» THE REQUEST
How many lines in this material include the string "Saturday"? Answer with the number and nothing further.

» DATA LISTING
[Start]

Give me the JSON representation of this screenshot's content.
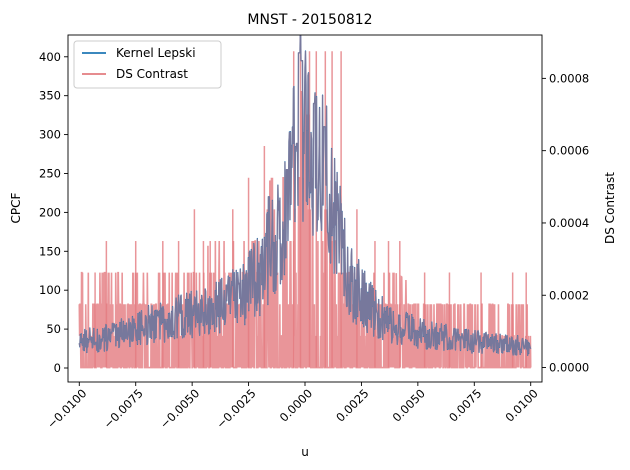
{
  "chart_data": {
    "type": "line",
    "title": "MNST - 20150812",
    "xlabel": "u",
    "ylabel": "CPCF",
    "ylabel_right": "DS Contrast",
    "xlim": [
      -0.0105,
      0.0105
    ],
    "ylim": [
      -18,
      428
    ],
    "ylim_right": [
      -4e-05,
      0.00092
    ],
    "xticks": [
      {
        "value": -0.01,
        "label": "−0.0100"
      },
      {
        "value": -0.0075,
        "label": "−0.0075"
      },
      {
        "value": -0.005,
        "label": "−0.0050"
      },
      {
        "value": -0.0025,
        "label": "−0.0025"
      },
      {
        "value": 0.0,
        "label": "0.0000"
      },
      {
        "value": 0.0025,
        "label": "0.0025"
      },
      {
        "value": 0.005,
        "label": "0.0050"
      },
      {
        "value": 0.0075,
        "label": "0.0075"
      },
      {
        "value": 0.01,
        "label": "0.0100"
      }
    ],
    "yticks": [
      {
        "value": 0,
        "label": "0"
      },
      {
        "value": 50,
        "label": "50"
      },
      {
        "value": 100,
        "label": "100"
      },
      {
        "value": 150,
        "label": "150"
      },
      {
        "value": 200,
        "label": "200"
      },
      {
        "value": 250,
        "label": "250"
      },
      {
        "value": 300,
        "label": "300"
      },
      {
        "value": 350,
        "label": "350"
      },
      {
        "value": 400,
        "label": "400"
      }
    ],
    "yticks_right": [
      {
        "value": 0.0,
        "label": "0.0000"
      },
      {
        "value": 0.0002,
        "label": "0.0002"
      },
      {
        "value": 0.0004,
        "label": "0.0004"
      },
      {
        "value": 0.0006,
        "label": "0.0006"
      },
      {
        "value": 0.0008,
        "label": "0.0008"
      }
    ],
    "legend": {
      "position": "upper-left",
      "entries": [
        {
          "label": "Kernel Lepski",
          "color": "#1f77b4"
        },
        {
          "label": "DS Contrast",
          "color": "#e37b7f"
        }
      ]
    },
    "series": [
      {
        "name": "DS Contrast",
        "axis": "right",
        "color": "#e37b7f",
        "alpha": 0.8,
        "quantum": 8.75e-05,
        "x_range": [
          -0.01,
          0.01
        ],
        "baseline_levels": [
          0,
          8.75e-05,
          0.000175
        ],
        "envelope": {
          "x": [
            -0.01,
            -0.008,
            -0.006,
            -0.004,
            -0.0025,
            -0.0015,
            -0.0005,
            0.0,
            0.0005,
            0.0015,
            0.0025,
            0.004,
            0.006,
            0.008,
            0.01
          ],
          "typical_max": [
            0.000263,
            0.000263,
            0.000263,
            0.00035,
            0.00035,
            0.000525,
            0.000525,
            0.000875,
            0.000525,
            0.00035,
            0.000263,
            0.000263,
            0.000175,
            0.000175,
            0.000175
          ]
        },
        "spikes": [
          {
            "x": -0.0093,
            "value": 0.000263
          },
          {
            "x": -0.0088,
            "value": 0.00035
          },
          {
            "x": -0.0075,
            "value": 0.00035
          },
          {
            "x": -0.0063,
            "value": 0.00035
          },
          {
            "x": -0.0056,
            "value": 0.00035
          },
          {
            "x": -0.0049,
            "value": 0.000438
          },
          {
            "x": -0.0045,
            "value": 0.00035
          },
          {
            "x": -0.0042,
            "value": 0.00035
          },
          {
            "x": -0.0032,
            "value": 0.000438
          },
          {
            "x": -0.0025,
            "value": 0.000525
          },
          {
            "x": -0.0018,
            "value": 0.000613
          },
          {
            "x": -0.0005,
            "value": 0.000875
          },
          {
            "x": -0.0002,
            "value": 0.000875
          },
          {
            "x": 0.0002,
            "value": 0.000875
          },
          {
            "x": 0.0005,
            "value": 0.000875
          },
          {
            "x": 0.0009,
            "value": 0.000875
          },
          {
            "x": 0.0012,
            "value": 0.000875
          },
          {
            "x": 0.0016,
            "value": 0.000875
          },
          {
            "x": 0.0023,
            "value": 0.000438
          },
          {
            "x": 0.0031,
            "value": 0.00035
          },
          {
            "x": 0.0037,
            "value": 0.00035
          },
          {
            "x": 0.0042,
            "value": 0.00035
          },
          {
            "x": 0.0053,
            "value": 0.000263
          },
          {
            "x": 0.0064,
            "value": 0.000263
          },
          {
            "x": 0.0078,
            "value": 0.000263
          },
          {
            "x": 0.0092,
            "value": 0.000263
          },
          {
            "x": 0.0098,
            "value": 0.000263
          }
        ]
      },
      {
        "name": "Kernel Lepski",
        "axis": "left",
        "color": "#1f77b4",
        "x_range": [
          -0.01,
          0.01
        ],
        "profile": {
          "x": [
            -0.01,
            -0.009,
            -0.008,
            -0.007,
            -0.006,
            -0.005,
            -0.004,
            -0.003,
            -0.002,
            -0.001,
            -0.0005,
            -0.0002,
            0.0,
            0.0003,
            0.0006,
            0.001,
            0.0015,
            0.002,
            0.003,
            0.004,
            0.005,
            0.006,
            0.007,
            0.008,
            0.009,
            0.01
          ],
          "y": [
            35,
            38,
            45,
            55,
            62,
            70,
            75,
            90,
            120,
            180,
            250,
            330,
            290,
            300,
            280,
            240,
            170,
            110,
            75,
            55,
            45,
            40,
            35,
            33,
            30,
            28
          ]
        },
        "peaks": [
          {
            "x": -0.00025,
            "value": 405
          },
          {
            "x": -0.00015,
            "value": 395
          },
          {
            "x": 0.0004,
            "value": 340
          },
          {
            "x": 0.00085,
            "value": 310
          },
          {
            "x": -0.0008,
            "value": 255
          },
          {
            "x": -0.0016,
            "value": 220
          }
        ]
      }
    ]
  }
}
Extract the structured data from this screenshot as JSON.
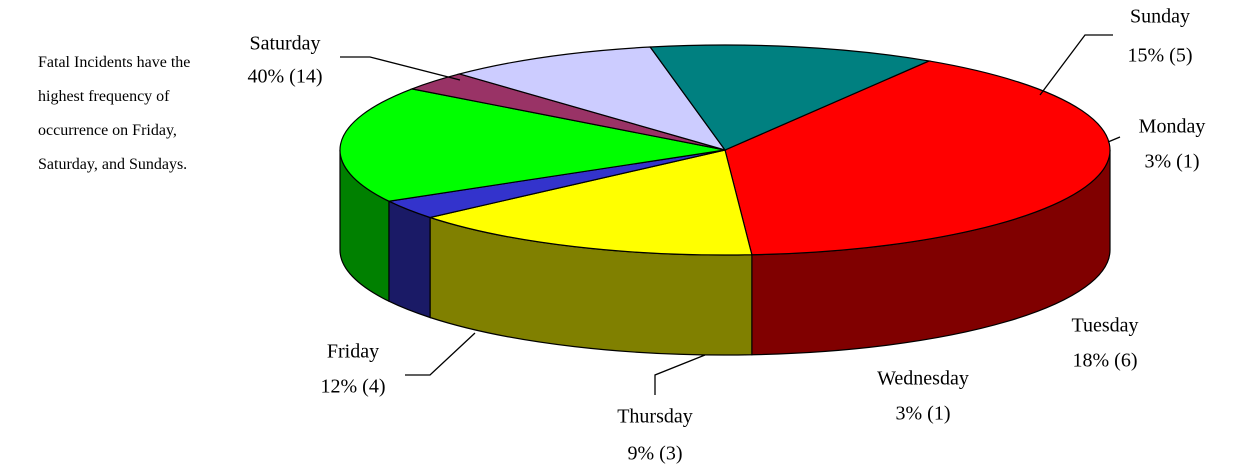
{
  "chart_data": {
    "type": "pie",
    "text": "Fatal Incidents have the highest frequency of occurrence on Friday, Saturday, and Sundays.",
    "categories": [
      "Saturday",
      "Sunday",
      "Monday",
      "Tuesday",
      "Wednesday",
      "Thursday",
      "Friday"
    ],
    "values": [
      40,
      15,
      3,
      18,
      3,
      9,
      12
    ],
    "value_labels": [
      "40% (14)",
      "15% (5)",
      "3% (1)",
      "18% (6)",
      "3% (1)",
      "9% (3)",
      "12% (4)"
    ],
    "colors": [
      "#ff0000",
      "#ffff00",
      "#3333cc",
      "#00ff00",
      "#993366",
      "#ccccff",
      "#008080"
    ],
    "side_colors": [
      "#800000",
      "#808000",
      "#1a1a66",
      "#008000",
      "#4d1a33",
      "#666680",
      "#004040"
    ]
  }
}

[End]

» EXERCISE ANSWER
2